▸ **THE TASK**:
From the rows below, extract each one that contains the string "header" and copy it in full.
________________________
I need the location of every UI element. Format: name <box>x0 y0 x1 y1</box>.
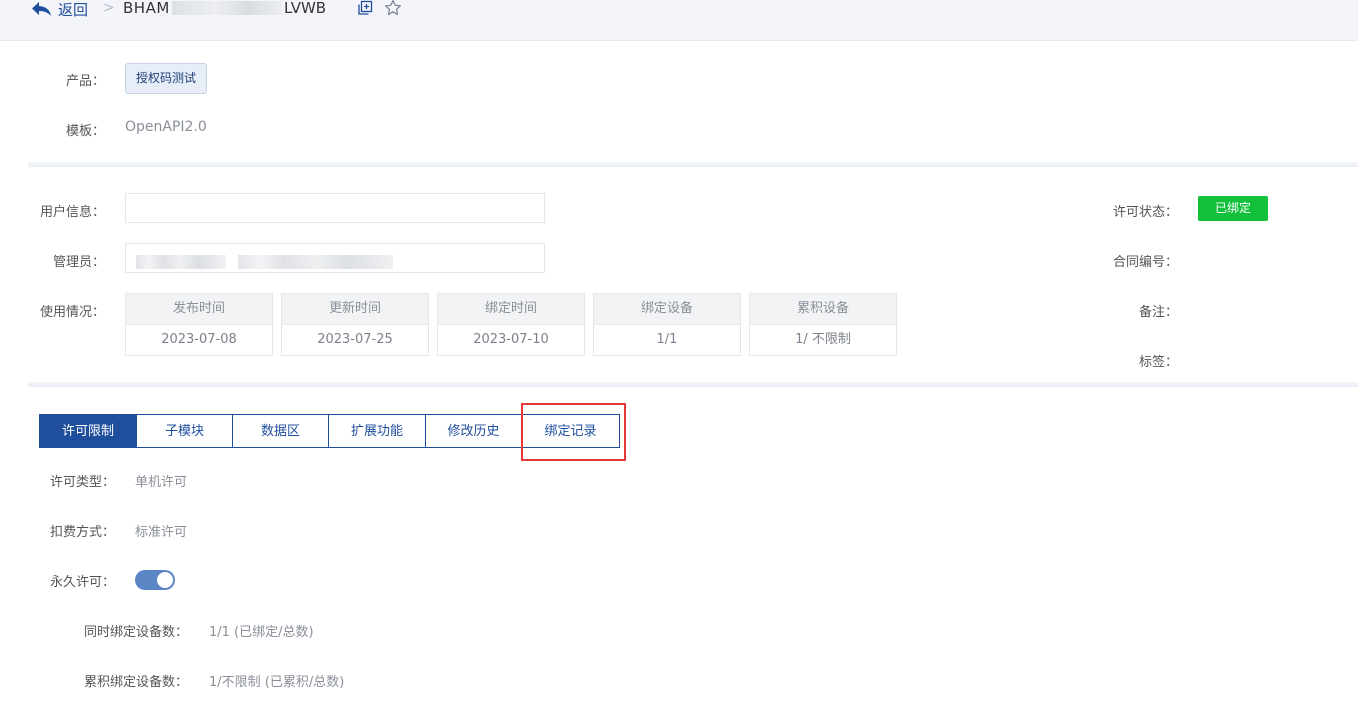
usage-bound-devices: 绑定设备 1/1 <box>593 293 741 356</box>
tab-license-limits[interactable]: 许可限制 <box>39 414 137 448</box>
back-arrow-icon[interactable] <box>30 0 52 18</box>
highlight-box <box>521 403 626 461</box>
concurrent-devices-label: 同时绑定设备数： <box>83 625 188 640</box>
remark-label: 备注： <box>1138 305 1178 320</box>
billing-method-label: 扣费方式： <box>49 525 115 540</box>
usage-bind-time: 绑定时间 2023-07-10 <box>437 293 585 356</box>
license-title-suffix: LVWB <box>284 0 327 17</box>
status-badge: 已绑定 <box>1198 196 1268 221</box>
license-type-value: 单机许可 <box>135 475 188 490</box>
usage-cumulative-devices: 累积设备 1/ 不限制 <box>749 293 897 356</box>
cumulative-devices-label: 累积绑定设备数： <box>83 675 188 690</box>
usage-publish-time: 发布时间 2023-07-08 <box>125 293 273 356</box>
top-header-bar: 返回 > BHAM LVWB <box>0 0 1358 41</box>
template-label: 模板： <box>65 124 105 139</box>
usage-header: 更新时间 <box>282 294 428 324</box>
usage-label: 使用情况： <box>39 305 105 320</box>
admin-label: 管理员： <box>52 255 105 270</box>
redacted-admin <box>238 255 393 269</box>
redacted-title <box>172 1 282 15</box>
usage-header: 发布时间 <box>126 294 272 324</box>
cumulative-devices-value: 1/不限制 (已累积/总数) <box>209 675 345 690</box>
tag-label: 标签： <box>1138 355 1178 370</box>
license-type-label: 许可类型： <box>49 475 115 490</box>
license-status-label: 许可状态： <box>1112 205 1178 220</box>
tab-change-history[interactable]: 修改历史 <box>426 414 522 448</box>
contract-number-label: 合同编号： <box>1112 255 1178 270</box>
redacted-admin <box>136 255 226 269</box>
copy-icon[interactable] <box>357 0 373 16</box>
usage-value: 2023-07-10 <box>438 324 584 355</box>
breadcrumb-separator: > <box>103 0 115 16</box>
user-info-label: 用户信息： <box>39 205 105 220</box>
template-value: OpenAPI2.0 <box>125 119 207 135</box>
usage-value: 2023-07-25 <box>282 324 428 355</box>
usage-value: 1/ 不限制 <box>750 324 896 355</box>
usage-update-time: 更新时间 2023-07-25 <box>281 293 429 356</box>
usage-value: 2023-07-08 <box>126 324 272 355</box>
admin-field[interactable] <box>125 243 545 273</box>
concurrent-devices-value: 1/1 (已绑定/总数) <box>209 625 314 640</box>
tab-submodules[interactable]: 子模块 <box>137 414 233 448</box>
usage-header: 累积设备 <box>750 294 896 324</box>
tab-extensions[interactable]: 扩展功能 <box>329 414 426 448</box>
usage-header: 绑定时间 <box>438 294 584 324</box>
usage-header: 绑定设备 <box>594 294 740 324</box>
favorite-star-icon[interactable] <box>384 0 402 17</box>
section-divider <box>28 162 1358 167</box>
billing-method-value: 标准许可 <box>135 525 188 540</box>
usage-value: 1/1 <box>594 324 740 355</box>
section-divider <box>28 382 1358 387</box>
license-title-prefix: BHAM <box>123 0 170 17</box>
user-info-field[interactable] <box>125 193 545 223</box>
toggle-knob <box>157 572 173 588</box>
tab-data-area[interactable]: 数据区 <box>233 414 329 448</box>
permanent-license-toggle[interactable] <box>135 570 175 590</box>
permanent-license-label: 永久许可： <box>49 575 115 590</box>
back-link[interactable]: 返回 <box>58 0 88 20</box>
product-tag[interactable]: 授权码测试 <box>125 63 207 94</box>
product-label: 产品： <box>65 74 105 89</box>
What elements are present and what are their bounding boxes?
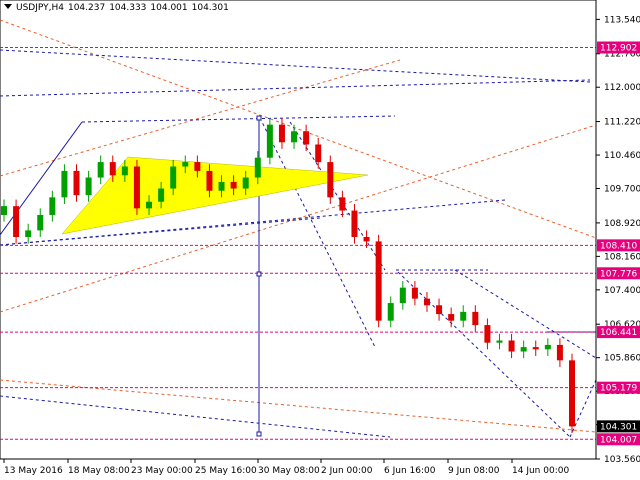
candle-body (194, 162, 201, 171)
y-tick-label: 105.860 (604, 354, 640, 364)
price-chart[interactable]: 113.540112.760112.000111.220110.460109.7… (0, 0, 640, 480)
y-tick-label: 109.700 (604, 185, 640, 195)
y-tick-label: 111.220 (604, 118, 640, 128)
current-price-label: 104.301 (600, 422, 637, 432)
y-tick-label: 103.560 (604, 455, 640, 465)
candle-body (266, 124, 273, 158)
candle-body (254, 157, 261, 178)
candle-body (85, 177, 92, 196)
candle-body (315, 144, 322, 163)
candle-body (351, 210, 358, 237)
y-tick-label: 112.000 (604, 83, 640, 93)
candle-body (436, 305, 443, 315)
candle-body (230, 181, 237, 189)
y-tick-label: 107.400 (604, 286, 640, 296)
low-value: 104.001 (150, 3, 188, 13)
price-axis: 113.540112.760112.000111.220110.460109.7… (595, 0, 640, 465)
candle-body (206, 170, 213, 191)
candle-body (423, 298, 430, 306)
level-label-text: 106.441 (600, 328, 637, 338)
level-label-text: 105.179 (600, 384, 637, 394)
y-tick-label: 110.460 (604, 151, 640, 161)
candle-body (544, 344, 551, 350)
candle-body (109, 162, 116, 176)
dropdown-triangle-icon[interactable] (4, 4, 12, 9)
candle-body (25, 230, 32, 237)
candle-body (218, 181, 225, 191)
candle-body (73, 170, 80, 196)
candle-body (1, 206, 7, 215)
candle-body (556, 344, 563, 361)
open-value: 104.237 (67, 3, 106, 13)
plot-area[interactable] (0, 0, 597, 460)
candle-body (121, 166, 128, 176)
candle-body (484, 325, 491, 343)
x-tick-label: 6 Jun 16:00 (384, 466, 436, 476)
y-tick-label: 113.540 (604, 15, 640, 25)
x-tick-label: 2 Jun 00:00 (321, 466, 373, 476)
candle-body (472, 311, 479, 326)
x-tick-label: 18 May 08:00 (68, 466, 130, 476)
candle-body (569, 360, 575, 427)
projection-marker-top[interactable] (256, 115, 262, 121)
candle-body (327, 162, 334, 198)
time-axis: 13 May 2016 18 May 08:00 23 May 00:00 25 Ma… (3, 459, 569, 476)
candle-body (520, 347, 527, 352)
candle-body (339, 197, 346, 211)
candle-body (61, 170, 68, 198)
x-tick-label: 23 May 00:00 (131, 466, 193, 476)
candle-body (242, 177, 249, 189)
candle-body (278, 124, 285, 143)
candle-body (170, 166, 177, 189)
candle-body (13, 206, 20, 237)
candle-body (37, 214, 44, 231)
candle-body (158, 188, 165, 202)
candle-body (508, 340, 515, 352)
projection-marker-mid[interactable] (256, 271, 262, 277)
close-value: 104.301 (191, 3, 229, 13)
candle-body (97, 162, 104, 178)
projection-marker-bottom[interactable] (256, 431, 262, 437)
x-tick-label: 13 May 2016 (4, 466, 63, 476)
candle-body (133, 166, 140, 209)
chart-header: USDJPY,H4 104.237 104.333 104.001 104.301 (4, 3, 233, 13)
candle-body (532, 347, 539, 350)
level-label-text: 108.410 (600, 241, 637, 251)
y-tick-label: 108.160 (604, 252, 640, 262)
symbol-label: USDJPY,H4 (16, 3, 64, 13)
candle-body (448, 314, 455, 321)
level-label-text: 107.776 (600, 269, 637, 279)
candle-body (49, 197, 56, 215)
candle-body (399, 287, 406, 304)
x-tick-label: 9 Jun 08:00 (448, 466, 500, 476)
candle-body (291, 131, 298, 143)
candle-body (496, 340, 503, 343)
high-value: 104.333 (109, 3, 147, 13)
x-tick-label: 14 Jun 00:00 (512, 466, 569, 476)
candle-body (182, 162, 189, 167)
candle-body (411, 287, 418, 299)
candle-body (460, 311, 467, 321)
level-labels: 112.902 108.410 107.776 106.441 105.179 104.0… (597, 41, 640, 446)
x-tick-label: 30 May 08:00 (258, 466, 320, 476)
y-tick-label: 108.920 (604, 219, 640, 229)
candle-body (146, 201, 153, 209)
candle-body (375, 241, 382, 321)
level-label-text: 112.902 (600, 43, 637, 53)
x-tick-label: 25 May 16:00 (195, 466, 257, 476)
candle-body (387, 303, 394, 321)
level-label-text: 104.007 (600, 435, 637, 445)
candle-body (303, 131, 310, 145)
candle-body (363, 236, 370, 242)
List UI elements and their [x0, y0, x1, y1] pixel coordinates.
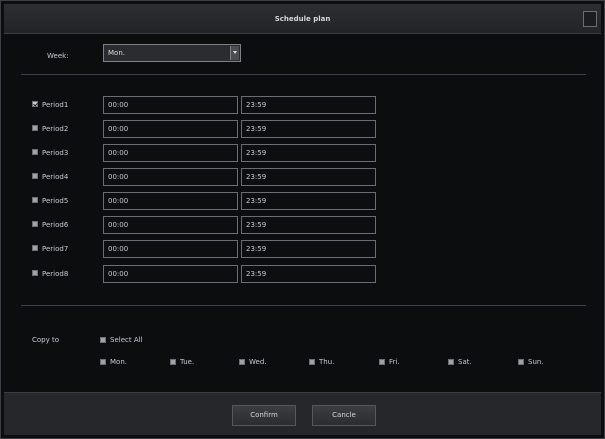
period-6-start-time[interactable]: 00:00 [103, 216, 238, 234]
period-7-checkbox[interactable] [32, 245, 38, 251]
period-7-label: Period7 [42, 245, 69, 253]
checkbox-box[interactable] [239, 359, 245, 365]
period-3-checkbox[interactable] [32, 149, 38, 155]
period-2-checkbox[interactable] [32, 125, 38, 131]
week-select-value: Mon. [108, 49, 125, 57]
period-1-label: Period1 [42, 101, 69, 109]
period-6-label: Period6 [42, 221, 69, 229]
checkbox-box[interactable] [100, 359, 106, 365]
period-2-end-time[interactable]: 23:59 [241, 120, 376, 138]
period-3-start-time[interactable]: 00:00 [103, 144, 238, 162]
period-2-label: Period2 [42, 125, 69, 133]
title-bar: Schedule plan [4, 4, 601, 34]
period-7-start-time[interactable]: 00:00 [103, 240, 238, 258]
period-row-2: Period2 00:00 23:59 [1, 120, 605, 138]
week-label: Week: [47, 52, 69, 60]
schedule-plan-dialog: Schedule plan Week: Mon. Period1 00:00 2… [0, 0, 605, 439]
checkbox-box[interactable] [309, 359, 315, 365]
period-4-end-time[interactable]: 23:59 [241, 168, 376, 186]
period-1-checkbox[interactable] [32, 101, 38, 107]
cancel-button[interactable]: Cancle [312, 405, 376, 426]
period-8-end-time[interactable]: 23:59 [241, 265, 376, 283]
period-5-start-time[interactable]: 00:00 [103, 192, 238, 210]
day-label: Wed. [249, 358, 267, 366]
period-3-end-time[interactable]: 23:59 [241, 144, 376, 162]
day-label: Tue. [180, 358, 195, 366]
period-row-7: Period7 00:00 23:59 [1, 240, 605, 258]
period-row-3: Period3 00:00 23:59 [1, 144, 605, 162]
period-row-8: Period8 00:00 23:59 [1, 265, 605, 283]
period-5-end-time[interactable]: 23:59 [241, 192, 376, 210]
period-row-5: Period5 00:00 23:59 [1, 192, 605, 210]
copy-to-label: Copy to [32, 336, 60, 344]
checkbox-box[interactable] [518, 359, 524, 365]
period-6-checkbox[interactable] [32, 221, 38, 227]
period-1-start-time[interactable]: 00:00 [103, 96, 238, 114]
period-4-checkbox[interactable] [32, 173, 38, 179]
period-5-checkbox[interactable] [32, 197, 38, 203]
dialog-footer: Confirm Cancle [4, 392, 601, 435]
day-label: Mon. [110, 358, 127, 366]
week-select[interactable]: Mon. [103, 44, 241, 62]
period-8-start-time[interactable]: 00:00 [103, 265, 238, 283]
checkbox-box[interactable] [100, 337, 106, 343]
checkbox-box[interactable] [170, 359, 176, 365]
period-row-4: Period4 00:00 23:59 [1, 168, 605, 186]
period-row-6: Period6 00:00 23:59 [1, 216, 605, 234]
day-label: Thu. [319, 358, 335, 366]
period-4-start-time[interactable]: 00:00 [103, 168, 238, 186]
day-label: Fri. [389, 358, 400, 366]
confirm-button[interactable]: Confirm [232, 405, 296, 426]
period-4-label: Period4 [42, 173, 69, 181]
period-8-checkbox[interactable] [32, 270, 38, 276]
day-label: Sun. [528, 358, 544, 366]
select-all-label: Select All [110, 336, 143, 344]
period-3-label: Period3 [42, 149, 69, 157]
checkbox-box[interactable] [448, 359, 454, 365]
day-label: Sat. [458, 358, 472, 366]
chevron-down-icon[interactable] [230, 46, 239, 60]
period-8-label: Period8 [42, 270, 69, 278]
divider [21, 74, 586, 75]
close-button[interactable] [583, 11, 597, 27]
checkbox-box[interactable] [379, 359, 385, 365]
period-6-end-time[interactable]: 23:59 [241, 216, 376, 234]
period-7-end-time[interactable]: 23:59 [241, 240, 376, 258]
period-1-end-time[interactable]: 23:59 [241, 96, 376, 114]
period-5-label: Period5 [42, 197, 69, 205]
dialog-title: Schedule plan [274, 15, 331, 23]
period-2-start-time[interactable]: 00:00 [103, 120, 238, 138]
period-row-1: Period1 00:00 23:59 [1, 96, 605, 114]
divider [21, 305, 586, 306]
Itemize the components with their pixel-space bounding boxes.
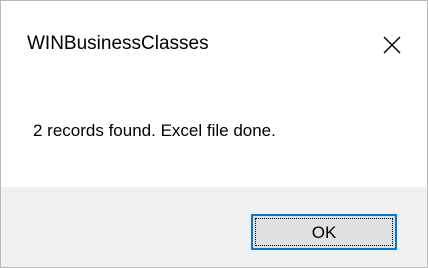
title-bar: WINBusinessClasses bbox=[1, 1, 427, 83]
dialog-title: WINBusinessClasses bbox=[27, 33, 209, 54]
close-icon bbox=[383, 36, 401, 54]
dialog-footer: OK bbox=[1, 187, 427, 267]
ok-button[interactable]: OK bbox=[251, 214, 397, 250]
dialog-message: 2 records found. Excel file done. bbox=[33, 121, 276, 140]
dialog-content: 2 records found. Excel file done. bbox=[1, 83, 427, 187]
close-button[interactable] bbox=[369, 25, 415, 65]
message-dialog: WINBusinessClasses 2 records found. Exce… bbox=[0, 0, 428, 268]
ok-button-label: OK bbox=[311, 222, 337, 242]
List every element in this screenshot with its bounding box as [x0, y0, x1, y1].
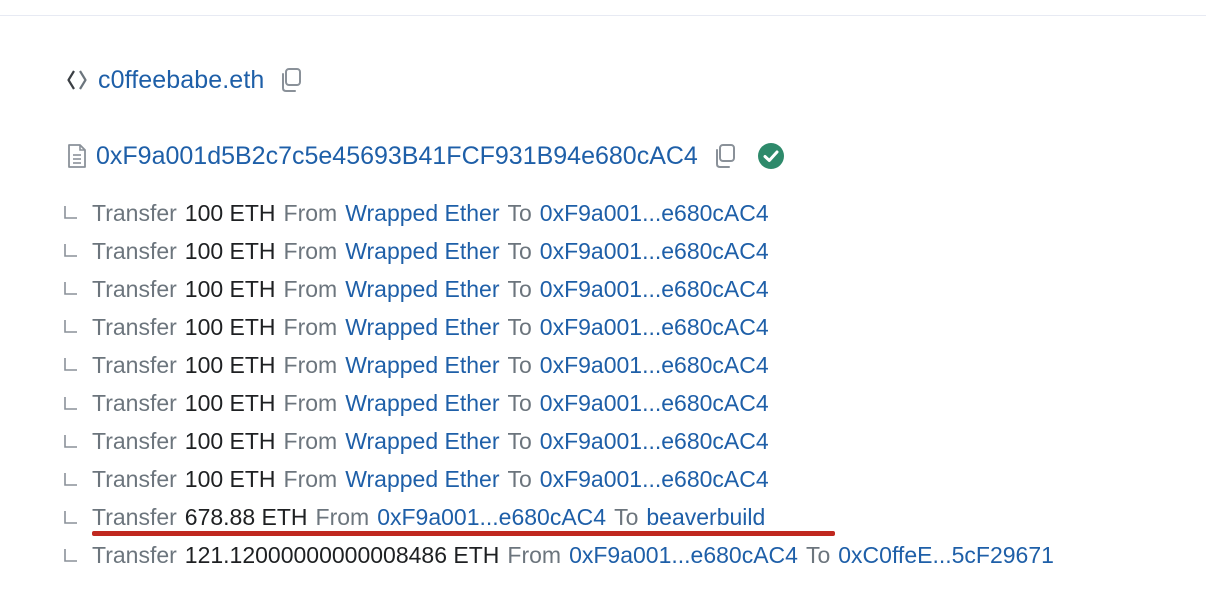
transfer-amount: 100 ETH — [184, 351, 276, 378]
transfer-amount: 100 ETH — [184, 199, 276, 226]
transfer-label: Transfer — [92, 466, 177, 493]
transfer-to-link[interactable]: 0xF9a001...e680cAC4 — [540, 466, 769, 493]
transfer-to-link[interactable]: 0xF9a001...e680cAC4 — [540, 352, 769, 379]
transfer-label: Transfer — [92, 199, 177, 226]
from-label: From — [283, 351, 338, 378]
transfer-to-link[interactable]: 0xF9a001...e680cAC4 — [540, 238, 769, 265]
to-label: To — [507, 390, 532, 417]
transfer-to-link[interactable]: 0xF9a001...e680cAC4 — [540, 314, 769, 341]
from-label: From — [283, 428, 338, 455]
from-label: From — [315, 504, 370, 531]
transfer-label: Transfer — [92, 542, 177, 569]
branch-corner-icon — [62, 278, 84, 300]
transfer-from-link[interactable]: Wrapped Ether — [345, 276, 499, 303]
contract-address-link[interactable]: 0xF9a001d5B2c7c5e45693B41FCF931B94e680cA… — [96, 142, 698, 171]
branch-corner-icon — [62, 431, 84, 453]
transfer-row: Transfer 678.88 ETH From 0xF9a001...e680… — [62, 499, 1054, 537]
token-transfer-list: Transfer 100 ETH From Wrapped Ether To 0… — [62, 194, 1054, 575]
transfer-from-link[interactable]: Wrapped Ether — [345, 238, 499, 265]
transfer-row: Transfer 121.12000000000008486 ETH From … — [62, 537, 1054, 575]
document-icon — [64, 141, 90, 171]
ens-name-row: c0ffeebabe.eth — [64, 60, 306, 100]
transfer-to-link[interactable]: beaverbuild — [646, 504, 765, 531]
transfer-amount: 100 ETH — [184, 466, 276, 493]
transfer-from-link[interactable]: Wrapped Ether — [345, 200, 499, 227]
transfer-amount: 100 ETH — [184, 428, 276, 455]
transfer-row: Transfer 100 ETH From Wrapped Ether To 0… — [62, 232, 1054, 270]
highlight-underline — [92, 530, 835, 536]
verified-check-icon — [756, 141, 786, 171]
branch-corner-icon — [62, 545, 84, 567]
branch-corner-icon — [62, 354, 84, 376]
from-label: From — [283, 313, 338, 340]
transfer-label: Transfer — [92, 428, 177, 455]
transfer-from-link[interactable]: 0xF9a001...e680cAC4 — [569, 542, 798, 569]
from-label: From — [283, 199, 338, 226]
transfer-from-link[interactable]: Wrapped Ether — [345, 352, 499, 379]
transfer-row: Transfer 100 ETH From Wrapped Ether To 0… — [62, 461, 1054, 499]
transfer-row: Transfer 100 ETH From Wrapped Ether To 0… — [62, 384, 1054, 422]
transfer-row: Transfer 100 ETH From Wrapped Ether To 0… — [62, 308, 1054, 346]
from-label: From — [283, 237, 338, 264]
transfer-to-link[interactable]: 0xF9a001...e680cAC4 — [540, 276, 769, 303]
transfer-row: Transfer 100 ETH From Wrapped Ether To 0… — [62, 194, 1054, 232]
top-divider — [0, 15, 1206, 16]
transfer-amount: 100 ETH — [184, 390, 276, 417]
to-label: To — [805, 542, 831, 569]
transfer-from-link[interactable]: Wrapped Ether — [345, 314, 499, 341]
transfer-row: Transfer 100 ETH From Wrapped Ether To 0… — [62, 423, 1054, 461]
transfer-from-link[interactable]: 0xF9a001...e680cAC4 — [377, 504, 606, 531]
branch-corner-icon — [62, 316, 84, 338]
from-label: From — [283, 275, 338, 302]
to-label: To — [507, 351, 532, 378]
transfer-amount: 100 ETH — [184, 237, 276, 264]
transfer-amount: 121.12000000000008486 ETH — [184, 542, 500, 569]
transfer-from-link[interactable]: Wrapped Ether — [345, 428, 499, 455]
transfer-label: Transfer — [92, 351, 177, 378]
transfer-from-link[interactable]: Wrapped Ether — [345, 466, 499, 493]
transfer-label: Transfer — [92, 390, 177, 417]
transfer-label: Transfer — [92, 237, 177, 264]
transfer-row: Transfer 100 ETH From Wrapped Ether To 0… — [62, 346, 1054, 384]
copy-icon[interactable] — [276, 65, 306, 95]
ens-diamond-icon — [64, 67, 90, 93]
transfer-to-link[interactable]: 0xF9a001...e680cAC4 — [540, 200, 769, 227]
branch-corner-icon — [62, 469, 84, 491]
to-label: To — [507, 199, 532, 226]
transfer-to-link[interactable]: 0xF9a001...e680cAC4 — [540, 428, 769, 455]
to-label: To — [507, 275, 532, 302]
transfer-amount: 678.88 ETH — [184, 504, 308, 531]
to-label: To — [507, 313, 532, 340]
branch-corner-icon — [62, 507, 84, 529]
transfer-to-link[interactable]: 0xF9a001...e680cAC4 — [540, 390, 769, 417]
branch-corner-icon — [62, 393, 84, 415]
branch-corner-icon — [62, 240, 84, 262]
transfer-label: Transfer — [92, 313, 177, 340]
transfer-label: Transfer — [92, 275, 177, 302]
copy-icon[interactable] — [710, 141, 740, 171]
from-label: From — [507, 542, 562, 569]
ens-name-link[interactable]: c0ffeebabe.eth — [98, 66, 264, 95]
transfer-label: Transfer — [92, 504, 177, 531]
from-label: From — [283, 390, 338, 417]
to-label: To — [507, 428, 532, 455]
to-label: To — [614, 504, 639, 531]
contract-address-row: 0xF9a001d5B2c7c5e45693B41FCF931B94e680cA… — [64, 136, 786, 176]
to-label: To — [507, 466, 532, 493]
to-label: To — [507, 237, 532, 264]
transfer-to-link[interactable]: 0xC0ffeE...5cF29671 — [838, 542, 1054, 569]
branch-corner-icon — [62, 202, 84, 224]
transfer-row: Transfer 100 ETH From Wrapped Ether To 0… — [62, 270, 1054, 308]
transfer-amount: 100 ETH — [184, 275, 276, 302]
transfer-from-link[interactable]: Wrapped Ether — [345, 390, 499, 417]
from-label: From — [283, 466, 338, 493]
transfer-amount: 100 ETH — [184, 313, 276, 340]
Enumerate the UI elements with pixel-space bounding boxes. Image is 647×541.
________________________
▸ **TASK RESPONSE**:
top-header-bar: 返回 > BHAM LVWB <box>0 0 1358 41</box>
usage-header: 更新时间 <box>282 294 428 324</box>
usage-header: 发布时间 <box>126 294 272 324</box>
usage-header: 累积设备 <box>750 294 896 324</box>
usage-header: 绑定时间 <box>438 294 584 324</box>
usage-header: 绑定设备 <box>594 294 740 324</box>
chart-header: USDJPY,H4 104.237 104.333 104.001 104.301 (4, 3, 233, 13)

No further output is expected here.